▸ **TASK INSTRUCTIONS**:
Find and copy every line in the records that includes the string "Information".

▸ **RECORDS FOR THE EXERCISE**:
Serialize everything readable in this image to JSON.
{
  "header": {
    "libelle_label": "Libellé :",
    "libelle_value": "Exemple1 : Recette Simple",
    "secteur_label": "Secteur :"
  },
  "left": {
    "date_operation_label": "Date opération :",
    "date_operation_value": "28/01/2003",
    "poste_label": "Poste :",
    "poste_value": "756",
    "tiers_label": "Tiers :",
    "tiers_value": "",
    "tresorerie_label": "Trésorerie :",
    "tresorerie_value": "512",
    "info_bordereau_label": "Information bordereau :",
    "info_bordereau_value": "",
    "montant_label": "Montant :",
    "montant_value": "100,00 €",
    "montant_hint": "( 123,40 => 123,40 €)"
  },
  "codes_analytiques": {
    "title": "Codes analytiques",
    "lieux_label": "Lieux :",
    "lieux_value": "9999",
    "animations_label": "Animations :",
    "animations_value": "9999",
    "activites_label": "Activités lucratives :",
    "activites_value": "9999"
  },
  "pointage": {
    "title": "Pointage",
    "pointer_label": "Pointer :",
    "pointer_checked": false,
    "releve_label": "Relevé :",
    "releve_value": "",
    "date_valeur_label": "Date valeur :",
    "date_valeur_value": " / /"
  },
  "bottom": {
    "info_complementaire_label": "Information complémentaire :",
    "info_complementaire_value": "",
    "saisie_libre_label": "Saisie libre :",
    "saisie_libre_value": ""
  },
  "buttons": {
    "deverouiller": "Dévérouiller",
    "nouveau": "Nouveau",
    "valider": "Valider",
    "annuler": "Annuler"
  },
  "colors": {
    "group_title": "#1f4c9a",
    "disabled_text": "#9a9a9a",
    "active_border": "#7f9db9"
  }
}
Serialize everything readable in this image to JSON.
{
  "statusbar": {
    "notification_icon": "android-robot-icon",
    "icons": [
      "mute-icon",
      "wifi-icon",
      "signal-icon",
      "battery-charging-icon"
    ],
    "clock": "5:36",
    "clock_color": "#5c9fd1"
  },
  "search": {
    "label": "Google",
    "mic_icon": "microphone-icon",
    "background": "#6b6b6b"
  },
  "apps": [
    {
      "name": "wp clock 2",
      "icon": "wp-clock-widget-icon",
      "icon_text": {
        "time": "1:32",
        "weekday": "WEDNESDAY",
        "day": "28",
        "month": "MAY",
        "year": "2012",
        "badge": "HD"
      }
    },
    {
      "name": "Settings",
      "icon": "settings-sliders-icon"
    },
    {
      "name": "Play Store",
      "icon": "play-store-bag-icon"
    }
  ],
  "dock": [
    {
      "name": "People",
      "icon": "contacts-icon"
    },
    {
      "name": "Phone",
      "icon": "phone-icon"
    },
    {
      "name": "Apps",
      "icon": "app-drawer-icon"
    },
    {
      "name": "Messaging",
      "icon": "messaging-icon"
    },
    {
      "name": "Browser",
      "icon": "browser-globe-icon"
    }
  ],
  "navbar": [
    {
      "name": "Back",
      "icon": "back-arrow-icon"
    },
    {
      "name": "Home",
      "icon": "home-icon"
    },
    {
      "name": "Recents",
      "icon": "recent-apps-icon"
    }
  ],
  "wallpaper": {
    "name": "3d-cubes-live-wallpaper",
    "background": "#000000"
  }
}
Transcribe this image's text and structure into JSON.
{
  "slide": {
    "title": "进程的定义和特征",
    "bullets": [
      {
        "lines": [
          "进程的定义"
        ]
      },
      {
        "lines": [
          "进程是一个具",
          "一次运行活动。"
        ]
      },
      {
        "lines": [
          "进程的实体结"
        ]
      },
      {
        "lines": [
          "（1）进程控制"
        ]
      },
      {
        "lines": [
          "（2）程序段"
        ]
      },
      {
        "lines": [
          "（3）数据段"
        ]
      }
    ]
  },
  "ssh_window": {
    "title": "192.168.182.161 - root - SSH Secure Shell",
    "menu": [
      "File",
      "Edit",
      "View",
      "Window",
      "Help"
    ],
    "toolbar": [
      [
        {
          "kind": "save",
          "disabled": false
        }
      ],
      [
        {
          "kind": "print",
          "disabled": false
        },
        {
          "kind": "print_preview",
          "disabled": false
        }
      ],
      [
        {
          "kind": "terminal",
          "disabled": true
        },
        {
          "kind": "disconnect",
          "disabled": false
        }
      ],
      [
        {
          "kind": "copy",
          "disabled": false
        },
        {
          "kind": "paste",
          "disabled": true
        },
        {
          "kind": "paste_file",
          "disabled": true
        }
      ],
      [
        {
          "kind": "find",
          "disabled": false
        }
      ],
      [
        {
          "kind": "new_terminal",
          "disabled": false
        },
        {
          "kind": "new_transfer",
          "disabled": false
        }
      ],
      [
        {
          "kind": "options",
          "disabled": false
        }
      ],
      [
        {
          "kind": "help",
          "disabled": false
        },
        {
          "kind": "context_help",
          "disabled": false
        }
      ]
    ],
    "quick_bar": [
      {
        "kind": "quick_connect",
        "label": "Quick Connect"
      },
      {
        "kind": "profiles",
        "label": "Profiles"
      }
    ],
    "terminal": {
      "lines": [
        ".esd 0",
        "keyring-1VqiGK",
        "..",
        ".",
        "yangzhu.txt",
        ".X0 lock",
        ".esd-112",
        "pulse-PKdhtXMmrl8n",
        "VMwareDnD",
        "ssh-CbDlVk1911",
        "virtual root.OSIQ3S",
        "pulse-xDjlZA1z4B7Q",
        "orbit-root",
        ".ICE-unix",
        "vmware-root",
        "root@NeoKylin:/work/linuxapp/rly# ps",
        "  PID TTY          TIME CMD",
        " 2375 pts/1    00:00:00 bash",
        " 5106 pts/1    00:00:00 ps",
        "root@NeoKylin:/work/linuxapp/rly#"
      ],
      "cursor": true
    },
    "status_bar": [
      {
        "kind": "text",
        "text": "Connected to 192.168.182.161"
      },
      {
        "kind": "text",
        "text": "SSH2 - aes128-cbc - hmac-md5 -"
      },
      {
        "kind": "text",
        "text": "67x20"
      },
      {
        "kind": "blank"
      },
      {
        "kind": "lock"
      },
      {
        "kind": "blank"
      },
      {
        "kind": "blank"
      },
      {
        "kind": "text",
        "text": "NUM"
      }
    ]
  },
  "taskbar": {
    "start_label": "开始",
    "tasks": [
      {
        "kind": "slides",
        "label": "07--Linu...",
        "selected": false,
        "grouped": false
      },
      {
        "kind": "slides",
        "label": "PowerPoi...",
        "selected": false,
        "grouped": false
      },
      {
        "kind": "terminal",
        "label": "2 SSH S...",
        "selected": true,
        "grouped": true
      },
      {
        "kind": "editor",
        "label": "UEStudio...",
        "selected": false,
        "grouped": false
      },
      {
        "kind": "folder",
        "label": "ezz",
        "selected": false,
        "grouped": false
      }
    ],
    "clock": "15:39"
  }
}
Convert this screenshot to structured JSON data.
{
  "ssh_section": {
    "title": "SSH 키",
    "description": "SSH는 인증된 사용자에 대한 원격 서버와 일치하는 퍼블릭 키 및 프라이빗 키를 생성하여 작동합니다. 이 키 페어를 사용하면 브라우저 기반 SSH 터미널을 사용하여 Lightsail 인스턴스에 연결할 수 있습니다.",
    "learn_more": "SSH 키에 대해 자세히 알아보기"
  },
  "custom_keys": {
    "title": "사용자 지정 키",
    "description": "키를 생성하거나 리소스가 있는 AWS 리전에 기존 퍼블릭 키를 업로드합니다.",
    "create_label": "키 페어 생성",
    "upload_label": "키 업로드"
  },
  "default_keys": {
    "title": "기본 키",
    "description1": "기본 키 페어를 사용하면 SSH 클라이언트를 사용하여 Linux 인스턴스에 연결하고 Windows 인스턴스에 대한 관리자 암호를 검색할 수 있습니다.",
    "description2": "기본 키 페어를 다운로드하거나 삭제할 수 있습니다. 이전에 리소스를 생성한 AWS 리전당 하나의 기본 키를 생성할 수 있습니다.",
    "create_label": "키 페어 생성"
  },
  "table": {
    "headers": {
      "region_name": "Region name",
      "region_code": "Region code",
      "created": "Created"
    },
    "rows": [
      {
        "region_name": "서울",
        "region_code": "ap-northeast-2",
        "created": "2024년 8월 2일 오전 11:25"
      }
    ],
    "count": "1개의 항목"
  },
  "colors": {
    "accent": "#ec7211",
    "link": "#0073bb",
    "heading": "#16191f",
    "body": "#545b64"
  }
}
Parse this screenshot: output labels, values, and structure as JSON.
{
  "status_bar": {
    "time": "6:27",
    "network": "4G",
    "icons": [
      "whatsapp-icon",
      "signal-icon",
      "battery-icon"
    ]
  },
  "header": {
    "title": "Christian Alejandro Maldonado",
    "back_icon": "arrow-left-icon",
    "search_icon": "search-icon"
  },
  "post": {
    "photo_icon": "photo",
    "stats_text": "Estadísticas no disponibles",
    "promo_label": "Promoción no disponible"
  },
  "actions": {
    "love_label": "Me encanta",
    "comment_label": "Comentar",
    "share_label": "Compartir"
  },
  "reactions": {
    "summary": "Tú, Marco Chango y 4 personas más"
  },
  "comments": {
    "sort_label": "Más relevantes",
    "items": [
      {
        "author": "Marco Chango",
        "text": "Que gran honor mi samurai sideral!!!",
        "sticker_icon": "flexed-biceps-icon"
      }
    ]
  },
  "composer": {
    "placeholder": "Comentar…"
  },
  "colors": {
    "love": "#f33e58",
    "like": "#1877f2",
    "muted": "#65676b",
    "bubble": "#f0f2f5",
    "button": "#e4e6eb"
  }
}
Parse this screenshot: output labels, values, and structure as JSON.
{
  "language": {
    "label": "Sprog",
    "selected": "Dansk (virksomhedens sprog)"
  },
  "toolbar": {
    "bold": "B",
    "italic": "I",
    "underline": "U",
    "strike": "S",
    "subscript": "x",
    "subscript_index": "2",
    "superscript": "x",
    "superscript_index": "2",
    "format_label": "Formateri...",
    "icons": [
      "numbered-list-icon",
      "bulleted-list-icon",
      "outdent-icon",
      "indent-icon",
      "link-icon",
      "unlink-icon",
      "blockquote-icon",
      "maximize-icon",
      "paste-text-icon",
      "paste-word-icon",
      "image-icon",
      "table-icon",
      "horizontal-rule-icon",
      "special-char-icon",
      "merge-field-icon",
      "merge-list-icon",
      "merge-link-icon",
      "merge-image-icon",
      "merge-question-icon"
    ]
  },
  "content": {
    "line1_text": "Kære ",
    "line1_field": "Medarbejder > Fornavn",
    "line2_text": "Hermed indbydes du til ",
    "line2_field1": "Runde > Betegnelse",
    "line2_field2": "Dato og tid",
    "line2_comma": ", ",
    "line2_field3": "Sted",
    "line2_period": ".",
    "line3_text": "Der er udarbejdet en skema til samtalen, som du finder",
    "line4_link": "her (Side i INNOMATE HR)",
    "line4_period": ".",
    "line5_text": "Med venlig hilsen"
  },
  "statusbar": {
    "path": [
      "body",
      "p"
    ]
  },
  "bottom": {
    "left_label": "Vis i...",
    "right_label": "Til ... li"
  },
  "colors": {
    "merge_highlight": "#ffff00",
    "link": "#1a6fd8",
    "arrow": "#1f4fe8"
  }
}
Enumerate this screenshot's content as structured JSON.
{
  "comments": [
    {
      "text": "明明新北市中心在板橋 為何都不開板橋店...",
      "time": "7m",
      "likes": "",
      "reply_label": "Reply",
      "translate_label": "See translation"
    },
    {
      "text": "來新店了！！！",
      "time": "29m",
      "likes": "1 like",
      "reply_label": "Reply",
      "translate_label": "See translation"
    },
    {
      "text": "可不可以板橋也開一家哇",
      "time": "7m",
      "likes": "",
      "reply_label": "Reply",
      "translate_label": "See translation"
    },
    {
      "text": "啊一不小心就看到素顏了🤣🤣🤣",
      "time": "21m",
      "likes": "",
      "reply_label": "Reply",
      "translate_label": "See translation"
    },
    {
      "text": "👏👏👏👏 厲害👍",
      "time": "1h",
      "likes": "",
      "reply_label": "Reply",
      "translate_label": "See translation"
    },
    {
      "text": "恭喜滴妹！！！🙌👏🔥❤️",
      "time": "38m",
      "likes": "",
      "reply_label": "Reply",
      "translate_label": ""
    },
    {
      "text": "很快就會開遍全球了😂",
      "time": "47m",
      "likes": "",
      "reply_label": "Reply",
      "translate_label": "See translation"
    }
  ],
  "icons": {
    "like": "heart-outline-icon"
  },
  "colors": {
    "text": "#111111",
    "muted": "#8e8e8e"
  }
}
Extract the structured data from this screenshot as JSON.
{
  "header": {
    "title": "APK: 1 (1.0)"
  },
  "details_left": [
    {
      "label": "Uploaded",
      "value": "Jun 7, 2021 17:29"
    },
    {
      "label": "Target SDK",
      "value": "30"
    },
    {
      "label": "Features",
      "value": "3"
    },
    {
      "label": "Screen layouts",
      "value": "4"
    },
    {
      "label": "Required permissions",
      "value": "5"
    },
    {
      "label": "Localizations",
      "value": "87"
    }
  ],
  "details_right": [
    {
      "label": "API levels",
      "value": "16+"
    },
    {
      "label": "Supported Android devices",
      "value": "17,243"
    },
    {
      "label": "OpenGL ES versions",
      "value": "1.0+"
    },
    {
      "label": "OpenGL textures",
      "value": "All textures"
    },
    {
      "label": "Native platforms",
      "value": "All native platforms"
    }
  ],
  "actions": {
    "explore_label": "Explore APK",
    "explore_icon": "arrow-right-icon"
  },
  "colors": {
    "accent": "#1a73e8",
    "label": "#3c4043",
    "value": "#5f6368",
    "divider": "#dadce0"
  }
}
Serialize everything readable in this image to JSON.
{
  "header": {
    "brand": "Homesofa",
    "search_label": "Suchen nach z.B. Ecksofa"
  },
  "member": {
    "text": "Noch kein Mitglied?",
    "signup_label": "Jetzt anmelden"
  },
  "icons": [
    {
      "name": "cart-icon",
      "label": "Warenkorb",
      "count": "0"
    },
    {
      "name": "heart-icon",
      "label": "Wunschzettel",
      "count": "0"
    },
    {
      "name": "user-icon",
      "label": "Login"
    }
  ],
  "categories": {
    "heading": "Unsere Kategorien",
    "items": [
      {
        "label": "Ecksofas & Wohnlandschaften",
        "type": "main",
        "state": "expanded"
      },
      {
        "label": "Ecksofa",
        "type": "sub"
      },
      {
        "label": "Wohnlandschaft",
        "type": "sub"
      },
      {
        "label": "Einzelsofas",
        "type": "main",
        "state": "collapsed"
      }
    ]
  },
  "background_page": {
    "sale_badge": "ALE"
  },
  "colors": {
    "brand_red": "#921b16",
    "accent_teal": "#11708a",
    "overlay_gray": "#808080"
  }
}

▸ **FINAL RESULT**:
    "info_bordereau_label": "Information bordereau :",
    "info_complementaire_label": "Information complémentaire :",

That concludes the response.